• **Task requirements**: Copy the records that follow exactly as written, but not their pictures.

• **Entries shown**:
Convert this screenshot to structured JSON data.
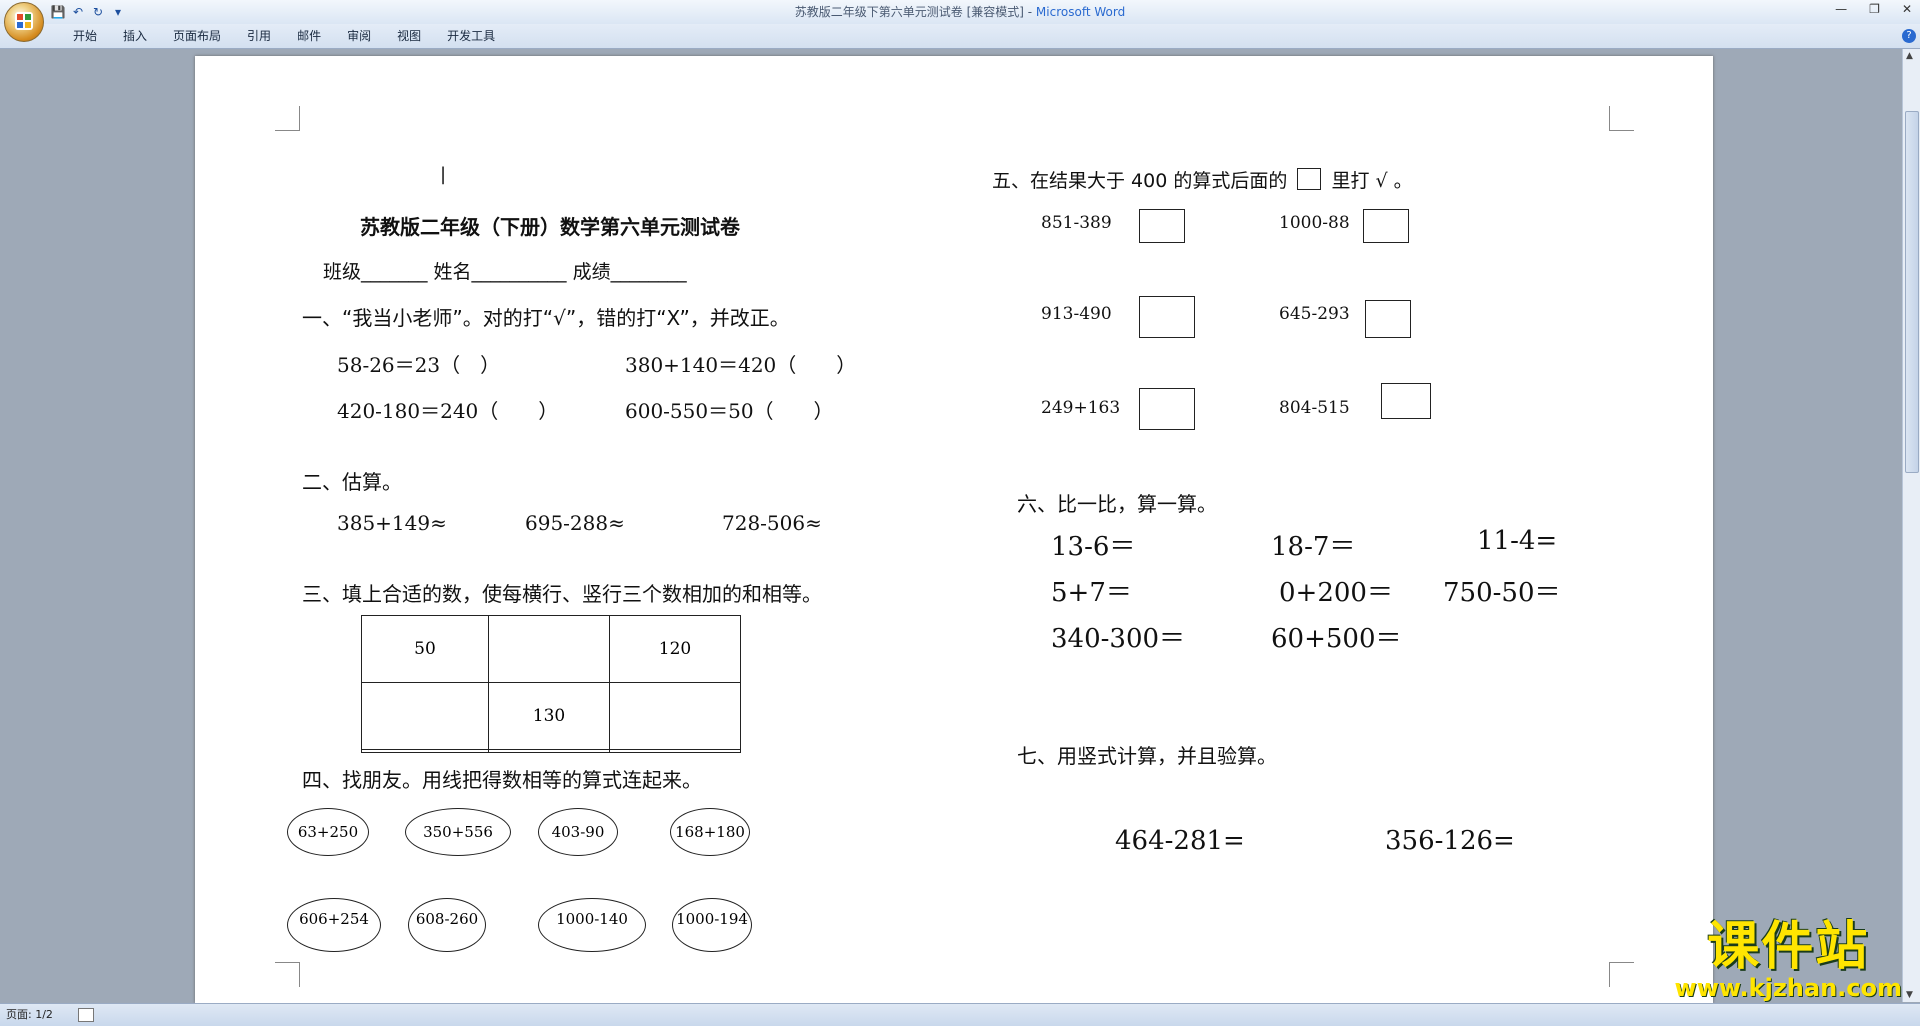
{
  "window": {
    "title_doc": "苏教版二年级下第六单元测试卷 [兼容模式] - ",
    "title_app": "Microsoft Word",
    "controls": [
      "—",
      "❐",
      "✕"
    ]
  },
  "qat": {
    "save_icon": "💾",
    "undo_icon": "↶",
    "redo_icon": "↻",
    "customize_icon": "▾"
  },
  "ribbon": {
    "tabs": [
      "开始",
      "插入",
      "页面布局",
      "引用",
      "邮件",
      "审阅",
      "视图",
      "开发工具"
    ]
  },
  "status": {
    "page": "页面: 1/2"
  },
  "doc": {
    "cursor": "|",
    "title": "苏教版二年级（下册）数学第六单元测试卷",
    "header_fields": "班级_______    姓名__________    成绩________",
    "s1": {
      "heading": "一、“我当小老师”。对的打“√”，错的打“X”，并改正。",
      "items": [
        "58-26＝23（　）",
        "380+140＝420（　　）",
        "420-180＝240（　　）",
        "600-550＝50（　　）"
      ]
    },
    "s2": {
      "heading": "二、估算。",
      "items": [
        "385+149≈",
        "695-288≈",
        "728-506≈"
      ]
    },
    "s3": {
      "heading": "三、填上合适的数，使每横行、竖行三个数相加的和相等。",
      "grid": [
        [
          "50",
          "",
          "120"
        ],
        [
          "",
          "130",
          ""
        ],
        [
          "",
          "",
          ""
        ]
      ]
    },
    "s4": {
      "heading": "四、找朋友。用线把得数相等的算式连起来。",
      "row1": [
        "63+250",
        "350+556",
        "403-90",
        "168+180"
      ],
      "row2": [
        "606+254",
        "608-260",
        "1000-140",
        "1000-194"
      ]
    },
    "s5": {
      "heading_a": "五、在结果大于 400 的算式后面的",
      "heading_b": "里打 √ 。",
      "items": [
        "851-389",
        "1000-88",
        "913-490",
        "645-293",
        "249+163",
        "804-515"
      ]
    },
    "s6": {
      "heading": "六、比一比，算一算。",
      "items": [
        "13-6＝",
        "18-7＝",
        "11-4=",
        "5+7＝",
        "0+200＝",
        "750-50＝",
        "340-300＝",
        "60+500＝"
      ]
    },
    "s7": {
      "heading": "七、用竖式计算，并且验算。",
      "items": [
        "464-281=",
        "356-126="
      ]
    }
  },
  "watermark": {
    "text": "课件站",
    "url": "www.kjzhan.com"
  }
}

• **Output of the exercise**:
Convert this screenshot to structured JSON data.
{
  "window": {
    "title_doc": "苏教版二年级下第六单元测试卷 [兼容模式] - ",
    "title_app": "Microsoft Word",
    "controls": [
      "—",
      "❐",
      "✕"
    ]
  },
  "qat": {
    "save_icon": "💾",
    "undo_icon": "↶",
    "redo_icon": "↻",
    "customize_icon": "▾"
  },
  "ribbon": {
    "tabs": [
      "开始",
      "插入",
      "页面布局",
      "引用",
      "邮件",
      "审阅",
      "视图",
      "开发工具"
    ]
  },
  "status": {
    "page": "页面: 1/2"
  },
  "doc": {
    "cursor": "|",
    "title": "苏教版二年级（下册）数学第六单元测试卷",
    "header_fields": "班级_______    姓名__________    成绩________",
    "s1": {
      "heading": "一、“我当小老师”。对的打“√”，错的打“X”，并改正。",
      "items": [
        "58-26＝23（　）",
        "380+140＝420（　　）",
        "420-180＝240（　　）",
        "600-550＝50（　　）"
      ]
    },
    "s2": {
      "heading": "二、估算。",
      "items": [
        "385+149≈",
        "695-288≈",
        "728-506≈"
      ]
    },
    "s3": {
      "heading": "三、填上合适的数，使每横行、竖行三个数相加的和相等。",
      "grid": [
        [
          "50",
          "",
          "120"
        ],
        [
          "",
          "130",
          ""
        ],
        [
          "",
          "",
          ""
        ]
      ]
    },
    "s4": {
      "heading": "四、找朋友。用线把得数相等的算式连起来。",
      "row1": [
        "63+250",
        "350+556",
        "403-90",
        "168+180"
      ],
      "row2": [
        "606+254",
        "608-260",
        "1000-140",
        "1000-194"
      ]
    },
    "s5": {
      "heading_a": "五、在结果大于 400 的算式后面的",
      "heading_b": "里打 √ 。",
      "items": [
        "851-389",
        "1000-88",
        "913-490",
        "645-293",
        "249+163",
        "804-515"
      ]
    },
    "s6": {
      "heading": "六、比一比，算一算。",
      "items": [
        "13-6＝",
        "18-7＝",
        "11-4=",
        "5+7＝",
        "0+200＝",
        "750-50＝",
        "340-300＝",
        "60+500＝"
      ]
    },
    "s7": {
      "heading": "七、用竖式计算，并且验算。",
      "items": [
        "464-281=",
        "356-126="
      ]
    }
  },
  "watermark": {
    "text": "课件站",
    "url": "www.kjzhan.com"
  }
}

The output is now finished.